Start of INFORMATION PROVIDED
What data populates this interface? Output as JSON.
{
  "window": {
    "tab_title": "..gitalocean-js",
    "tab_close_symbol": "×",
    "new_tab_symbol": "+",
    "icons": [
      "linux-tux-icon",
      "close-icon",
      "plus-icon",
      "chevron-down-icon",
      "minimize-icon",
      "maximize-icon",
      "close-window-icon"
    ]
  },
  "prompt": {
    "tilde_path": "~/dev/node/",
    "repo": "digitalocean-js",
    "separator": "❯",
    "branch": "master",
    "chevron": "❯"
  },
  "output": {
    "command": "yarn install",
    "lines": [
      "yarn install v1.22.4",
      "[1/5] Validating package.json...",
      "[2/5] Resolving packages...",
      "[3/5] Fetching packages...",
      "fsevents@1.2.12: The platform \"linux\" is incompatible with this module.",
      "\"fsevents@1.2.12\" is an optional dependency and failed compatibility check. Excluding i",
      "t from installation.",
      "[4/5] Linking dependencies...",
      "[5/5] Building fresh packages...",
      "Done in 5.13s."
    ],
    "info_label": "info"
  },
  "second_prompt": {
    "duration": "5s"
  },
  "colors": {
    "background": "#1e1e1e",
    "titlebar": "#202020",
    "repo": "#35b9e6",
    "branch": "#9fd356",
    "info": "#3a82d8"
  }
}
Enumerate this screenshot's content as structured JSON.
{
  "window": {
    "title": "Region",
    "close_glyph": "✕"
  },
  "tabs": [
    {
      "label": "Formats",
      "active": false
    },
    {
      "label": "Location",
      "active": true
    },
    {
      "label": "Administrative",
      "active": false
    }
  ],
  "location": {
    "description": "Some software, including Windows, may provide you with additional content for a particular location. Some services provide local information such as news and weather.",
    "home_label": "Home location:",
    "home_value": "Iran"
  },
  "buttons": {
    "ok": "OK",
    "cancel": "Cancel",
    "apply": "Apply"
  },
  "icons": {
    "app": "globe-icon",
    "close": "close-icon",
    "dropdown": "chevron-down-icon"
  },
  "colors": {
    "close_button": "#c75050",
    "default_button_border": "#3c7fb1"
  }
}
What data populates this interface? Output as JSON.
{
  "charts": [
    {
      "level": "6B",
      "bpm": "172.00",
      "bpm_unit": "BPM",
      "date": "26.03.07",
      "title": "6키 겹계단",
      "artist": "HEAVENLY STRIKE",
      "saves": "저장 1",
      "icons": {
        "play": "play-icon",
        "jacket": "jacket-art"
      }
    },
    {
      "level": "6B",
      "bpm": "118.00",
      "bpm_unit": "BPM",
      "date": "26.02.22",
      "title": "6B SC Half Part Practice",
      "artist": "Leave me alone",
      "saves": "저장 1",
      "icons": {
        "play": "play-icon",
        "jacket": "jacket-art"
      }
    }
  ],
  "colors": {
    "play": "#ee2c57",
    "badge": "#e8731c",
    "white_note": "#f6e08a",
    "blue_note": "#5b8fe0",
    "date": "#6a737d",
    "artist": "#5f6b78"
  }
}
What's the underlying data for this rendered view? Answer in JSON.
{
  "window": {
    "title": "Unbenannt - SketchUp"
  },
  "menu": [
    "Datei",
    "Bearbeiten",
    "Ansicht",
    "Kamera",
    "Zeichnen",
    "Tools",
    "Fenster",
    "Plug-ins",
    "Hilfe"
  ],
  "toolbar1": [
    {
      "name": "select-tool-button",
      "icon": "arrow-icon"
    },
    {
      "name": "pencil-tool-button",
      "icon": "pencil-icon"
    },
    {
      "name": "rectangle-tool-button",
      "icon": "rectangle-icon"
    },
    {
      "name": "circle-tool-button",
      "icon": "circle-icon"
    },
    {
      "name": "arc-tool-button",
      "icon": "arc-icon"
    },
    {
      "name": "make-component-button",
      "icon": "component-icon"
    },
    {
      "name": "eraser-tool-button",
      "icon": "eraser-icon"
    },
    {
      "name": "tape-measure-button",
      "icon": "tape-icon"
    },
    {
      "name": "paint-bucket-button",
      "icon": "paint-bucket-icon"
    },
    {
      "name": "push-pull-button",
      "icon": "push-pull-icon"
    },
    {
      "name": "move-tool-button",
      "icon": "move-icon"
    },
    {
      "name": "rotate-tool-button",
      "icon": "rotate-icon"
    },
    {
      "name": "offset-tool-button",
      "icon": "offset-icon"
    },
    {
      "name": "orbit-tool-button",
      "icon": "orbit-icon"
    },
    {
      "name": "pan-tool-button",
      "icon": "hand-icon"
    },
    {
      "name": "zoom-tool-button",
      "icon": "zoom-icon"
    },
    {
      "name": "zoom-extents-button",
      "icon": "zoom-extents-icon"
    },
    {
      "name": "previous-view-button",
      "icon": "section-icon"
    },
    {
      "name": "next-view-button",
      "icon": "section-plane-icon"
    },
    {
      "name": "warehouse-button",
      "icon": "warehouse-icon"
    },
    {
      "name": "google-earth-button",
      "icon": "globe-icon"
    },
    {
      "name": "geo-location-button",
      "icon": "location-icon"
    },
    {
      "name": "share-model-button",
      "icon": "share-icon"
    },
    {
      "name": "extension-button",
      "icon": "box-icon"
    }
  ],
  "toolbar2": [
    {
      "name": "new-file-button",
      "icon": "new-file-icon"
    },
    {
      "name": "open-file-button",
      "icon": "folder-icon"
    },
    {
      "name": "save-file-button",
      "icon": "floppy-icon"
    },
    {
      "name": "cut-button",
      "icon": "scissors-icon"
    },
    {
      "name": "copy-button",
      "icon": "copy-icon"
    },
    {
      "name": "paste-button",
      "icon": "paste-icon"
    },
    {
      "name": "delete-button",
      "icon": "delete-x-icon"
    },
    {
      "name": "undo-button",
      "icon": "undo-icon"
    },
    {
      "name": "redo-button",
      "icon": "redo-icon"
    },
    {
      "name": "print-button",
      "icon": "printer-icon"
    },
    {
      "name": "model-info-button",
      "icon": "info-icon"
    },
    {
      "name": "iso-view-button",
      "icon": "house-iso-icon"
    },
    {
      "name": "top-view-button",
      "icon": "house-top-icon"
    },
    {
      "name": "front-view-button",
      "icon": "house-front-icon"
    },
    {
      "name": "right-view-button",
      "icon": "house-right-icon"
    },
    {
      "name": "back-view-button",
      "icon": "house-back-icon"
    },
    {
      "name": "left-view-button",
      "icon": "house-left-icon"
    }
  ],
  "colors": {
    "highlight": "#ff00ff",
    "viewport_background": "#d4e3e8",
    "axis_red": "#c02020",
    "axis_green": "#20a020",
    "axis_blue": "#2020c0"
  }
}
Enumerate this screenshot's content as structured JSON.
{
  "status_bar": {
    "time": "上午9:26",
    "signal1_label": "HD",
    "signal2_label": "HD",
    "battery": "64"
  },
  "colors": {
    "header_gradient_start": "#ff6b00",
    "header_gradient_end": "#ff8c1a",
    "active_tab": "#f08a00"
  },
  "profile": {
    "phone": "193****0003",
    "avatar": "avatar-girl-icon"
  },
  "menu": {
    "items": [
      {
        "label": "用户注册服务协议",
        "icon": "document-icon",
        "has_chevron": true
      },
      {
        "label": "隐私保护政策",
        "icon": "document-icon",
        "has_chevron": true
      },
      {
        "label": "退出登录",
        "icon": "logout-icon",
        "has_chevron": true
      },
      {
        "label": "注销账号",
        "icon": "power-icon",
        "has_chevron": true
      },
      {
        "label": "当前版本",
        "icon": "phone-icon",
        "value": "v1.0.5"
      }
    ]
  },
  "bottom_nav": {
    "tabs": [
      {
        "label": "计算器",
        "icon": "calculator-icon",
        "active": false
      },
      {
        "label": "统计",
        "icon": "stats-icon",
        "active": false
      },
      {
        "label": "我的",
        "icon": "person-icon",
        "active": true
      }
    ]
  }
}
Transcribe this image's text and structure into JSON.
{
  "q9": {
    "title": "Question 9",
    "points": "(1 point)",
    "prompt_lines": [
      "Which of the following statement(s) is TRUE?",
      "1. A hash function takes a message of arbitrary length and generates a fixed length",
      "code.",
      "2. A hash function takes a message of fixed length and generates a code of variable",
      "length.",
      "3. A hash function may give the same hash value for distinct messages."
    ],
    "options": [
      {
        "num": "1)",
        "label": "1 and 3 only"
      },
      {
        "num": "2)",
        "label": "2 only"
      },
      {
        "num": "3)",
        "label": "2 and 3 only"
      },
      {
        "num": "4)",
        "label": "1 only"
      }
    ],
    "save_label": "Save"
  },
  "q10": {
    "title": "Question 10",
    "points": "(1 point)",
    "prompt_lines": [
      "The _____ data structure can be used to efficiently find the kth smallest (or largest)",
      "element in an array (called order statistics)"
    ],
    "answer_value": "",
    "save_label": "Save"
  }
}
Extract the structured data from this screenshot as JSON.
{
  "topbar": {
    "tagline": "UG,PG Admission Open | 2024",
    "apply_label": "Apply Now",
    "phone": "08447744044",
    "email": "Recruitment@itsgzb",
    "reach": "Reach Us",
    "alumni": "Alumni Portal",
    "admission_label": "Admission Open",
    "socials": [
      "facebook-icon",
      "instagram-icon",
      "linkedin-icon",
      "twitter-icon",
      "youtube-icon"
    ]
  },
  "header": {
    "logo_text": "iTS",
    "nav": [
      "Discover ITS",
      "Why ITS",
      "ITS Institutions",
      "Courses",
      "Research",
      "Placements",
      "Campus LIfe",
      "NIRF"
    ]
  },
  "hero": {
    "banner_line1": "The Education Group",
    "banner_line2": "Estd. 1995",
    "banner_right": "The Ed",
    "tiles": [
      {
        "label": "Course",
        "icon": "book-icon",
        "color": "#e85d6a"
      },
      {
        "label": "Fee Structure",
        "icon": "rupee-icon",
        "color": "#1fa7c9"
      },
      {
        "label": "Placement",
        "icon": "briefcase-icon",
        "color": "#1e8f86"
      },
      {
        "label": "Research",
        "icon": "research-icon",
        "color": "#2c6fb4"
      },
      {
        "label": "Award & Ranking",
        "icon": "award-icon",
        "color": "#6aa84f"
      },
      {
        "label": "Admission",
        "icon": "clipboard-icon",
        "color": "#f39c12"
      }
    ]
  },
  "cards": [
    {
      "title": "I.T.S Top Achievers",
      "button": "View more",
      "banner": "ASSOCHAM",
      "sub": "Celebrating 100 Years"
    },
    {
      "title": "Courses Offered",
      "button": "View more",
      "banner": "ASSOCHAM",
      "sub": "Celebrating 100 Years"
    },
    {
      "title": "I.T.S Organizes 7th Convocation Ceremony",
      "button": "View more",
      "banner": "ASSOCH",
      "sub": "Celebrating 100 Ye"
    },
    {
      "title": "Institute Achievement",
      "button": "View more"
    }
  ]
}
End of INFORMATION PROVIDED
WRITTEN PROBLEM ▸
Write only the number of lines in the records that include the word "left".

WRITTEN ANSWER ▸
2